** Written problem **
Do any lines in the data below contain "Pišine"? If so, copy every one of them.

** Entries **

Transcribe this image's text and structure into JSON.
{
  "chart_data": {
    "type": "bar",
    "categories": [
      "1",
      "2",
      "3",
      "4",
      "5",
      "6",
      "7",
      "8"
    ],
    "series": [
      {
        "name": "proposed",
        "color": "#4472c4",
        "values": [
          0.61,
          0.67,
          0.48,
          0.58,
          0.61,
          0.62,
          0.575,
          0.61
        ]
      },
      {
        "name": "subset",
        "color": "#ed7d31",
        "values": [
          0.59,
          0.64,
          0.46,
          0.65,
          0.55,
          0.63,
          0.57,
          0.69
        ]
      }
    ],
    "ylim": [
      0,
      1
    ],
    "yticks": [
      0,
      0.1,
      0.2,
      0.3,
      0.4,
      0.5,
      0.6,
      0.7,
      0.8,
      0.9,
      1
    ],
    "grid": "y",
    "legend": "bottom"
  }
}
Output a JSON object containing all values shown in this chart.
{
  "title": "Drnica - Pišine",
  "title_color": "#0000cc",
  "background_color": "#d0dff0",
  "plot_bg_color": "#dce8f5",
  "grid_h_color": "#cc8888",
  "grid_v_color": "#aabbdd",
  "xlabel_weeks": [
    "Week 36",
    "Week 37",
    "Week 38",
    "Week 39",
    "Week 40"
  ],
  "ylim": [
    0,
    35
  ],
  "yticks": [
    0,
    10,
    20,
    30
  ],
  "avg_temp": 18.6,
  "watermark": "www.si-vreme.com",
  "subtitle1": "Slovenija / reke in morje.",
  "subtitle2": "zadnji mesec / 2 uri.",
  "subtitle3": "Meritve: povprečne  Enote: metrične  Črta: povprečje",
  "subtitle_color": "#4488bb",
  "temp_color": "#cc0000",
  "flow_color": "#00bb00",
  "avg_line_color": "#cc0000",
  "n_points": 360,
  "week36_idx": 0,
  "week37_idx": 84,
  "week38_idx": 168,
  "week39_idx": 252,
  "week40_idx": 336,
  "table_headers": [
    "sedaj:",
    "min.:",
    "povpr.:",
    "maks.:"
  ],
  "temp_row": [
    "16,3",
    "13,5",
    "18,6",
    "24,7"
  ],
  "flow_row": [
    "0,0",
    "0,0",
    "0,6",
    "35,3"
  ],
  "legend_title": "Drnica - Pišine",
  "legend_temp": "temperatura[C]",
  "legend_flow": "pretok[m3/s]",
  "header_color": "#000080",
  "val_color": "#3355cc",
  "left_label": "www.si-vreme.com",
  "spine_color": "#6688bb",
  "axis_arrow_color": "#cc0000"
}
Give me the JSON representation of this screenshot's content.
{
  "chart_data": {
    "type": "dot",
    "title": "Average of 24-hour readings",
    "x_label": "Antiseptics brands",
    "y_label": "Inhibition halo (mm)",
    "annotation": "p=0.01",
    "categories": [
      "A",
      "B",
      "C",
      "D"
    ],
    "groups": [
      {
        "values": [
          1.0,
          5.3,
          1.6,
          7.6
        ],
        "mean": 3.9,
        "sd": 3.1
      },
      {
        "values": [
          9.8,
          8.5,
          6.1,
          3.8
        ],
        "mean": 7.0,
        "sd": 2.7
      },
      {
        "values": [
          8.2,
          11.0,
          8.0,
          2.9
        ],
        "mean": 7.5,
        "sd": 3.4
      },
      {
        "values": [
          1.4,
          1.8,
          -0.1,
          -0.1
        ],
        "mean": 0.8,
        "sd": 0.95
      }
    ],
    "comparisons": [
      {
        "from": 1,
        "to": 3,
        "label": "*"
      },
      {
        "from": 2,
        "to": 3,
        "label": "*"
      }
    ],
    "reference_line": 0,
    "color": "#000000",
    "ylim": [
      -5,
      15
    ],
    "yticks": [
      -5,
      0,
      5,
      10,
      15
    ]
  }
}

** Response to the task **
  "title": "Drnica - Pišine",
  "legend_title": "Drnica - Pišine",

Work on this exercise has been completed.